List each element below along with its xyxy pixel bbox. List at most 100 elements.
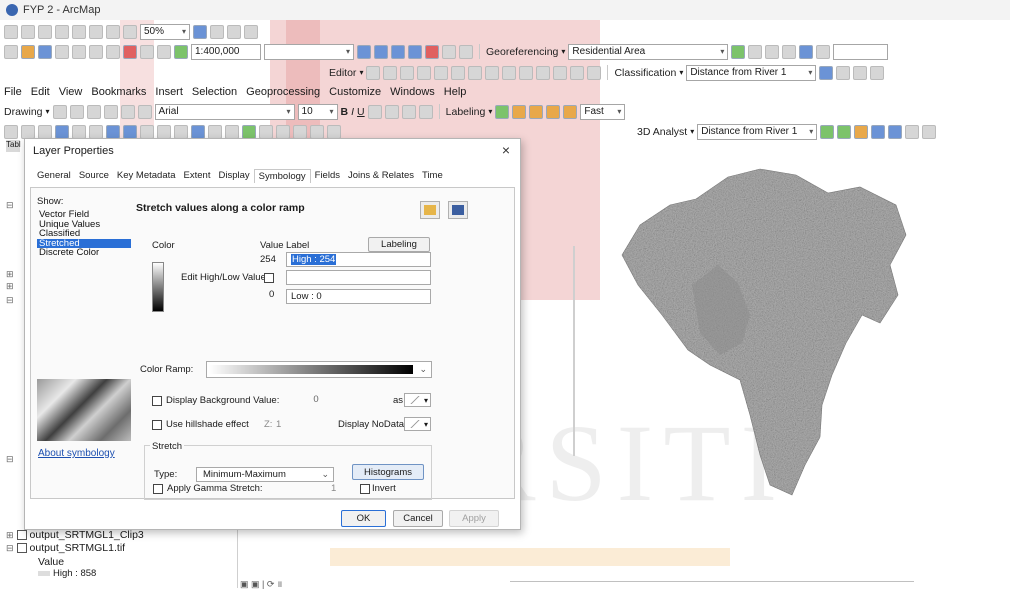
★ ★ ★
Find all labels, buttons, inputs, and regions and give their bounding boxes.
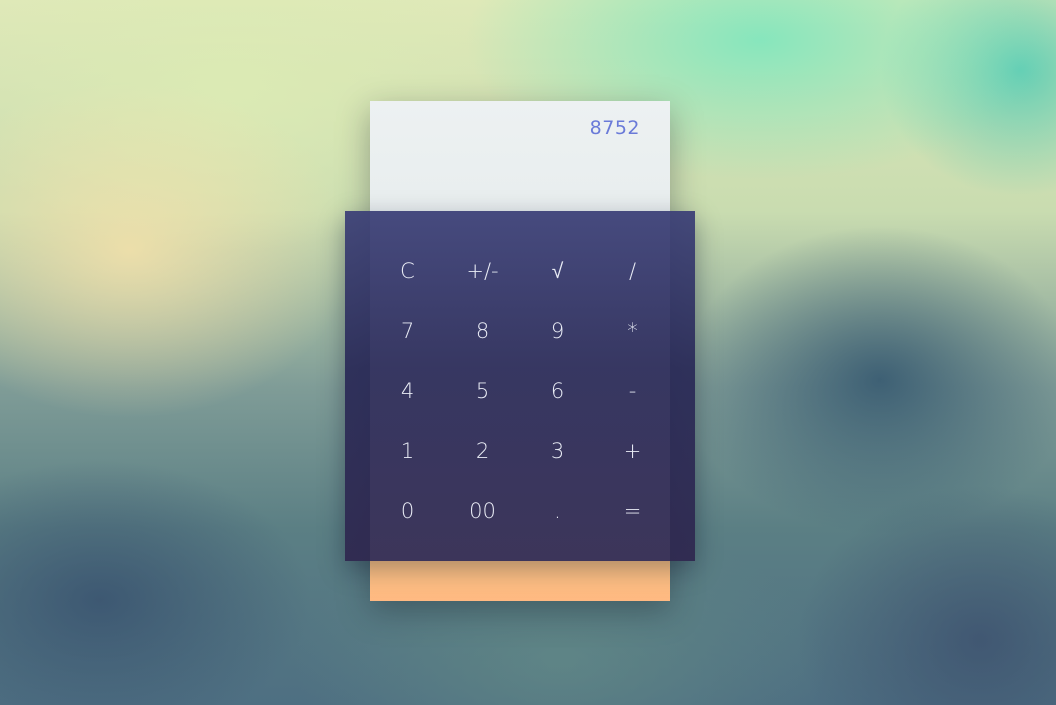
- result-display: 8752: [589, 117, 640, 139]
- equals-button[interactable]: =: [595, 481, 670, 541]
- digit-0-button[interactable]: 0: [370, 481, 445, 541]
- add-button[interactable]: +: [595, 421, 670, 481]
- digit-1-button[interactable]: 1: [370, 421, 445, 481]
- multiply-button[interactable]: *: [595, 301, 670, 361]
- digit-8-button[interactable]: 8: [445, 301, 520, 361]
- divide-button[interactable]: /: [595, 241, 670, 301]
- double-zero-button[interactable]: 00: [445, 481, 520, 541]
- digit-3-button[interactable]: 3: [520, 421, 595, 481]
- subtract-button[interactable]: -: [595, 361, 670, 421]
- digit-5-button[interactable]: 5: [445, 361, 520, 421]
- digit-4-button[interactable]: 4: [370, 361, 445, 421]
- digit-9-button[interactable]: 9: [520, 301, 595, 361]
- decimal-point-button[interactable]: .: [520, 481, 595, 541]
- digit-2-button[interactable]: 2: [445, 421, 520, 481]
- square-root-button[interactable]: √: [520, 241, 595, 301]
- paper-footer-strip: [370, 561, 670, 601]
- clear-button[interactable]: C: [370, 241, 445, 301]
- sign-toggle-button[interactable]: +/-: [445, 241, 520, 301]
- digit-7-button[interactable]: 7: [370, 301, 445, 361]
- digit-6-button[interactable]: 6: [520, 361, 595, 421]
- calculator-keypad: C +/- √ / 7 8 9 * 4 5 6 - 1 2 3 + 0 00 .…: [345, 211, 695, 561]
★ ★ ★
> [THE EXERCISE]: Which lines above contain the string "digit"? List every one of them in full.

> [WORKED ANSWER]:
- digit-0-button[interactable]: 0: [370, 481, 445, 541]
- digit-1-button[interactable]: 1: [370, 421, 445, 481]
- digit-8-button[interactable]: 8: [445, 301, 520, 361]
- digit-3-button[interactable]: 3: [520, 421, 595, 481]
- digit-5-button[interactable]: 5: [445, 361, 520, 421]
- digit-4-button[interactable]: 4: [370, 361, 445, 421]
- digit-9-button[interactable]: 9: [520, 301, 595, 361]
- digit-2-button[interactable]: 2: [445, 421, 520, 481]
- digit-7-button[interactable]: 7: [370, 301, 445, 361]
- digit-6-button[interactable]: 6: [520, 361, 595, 421]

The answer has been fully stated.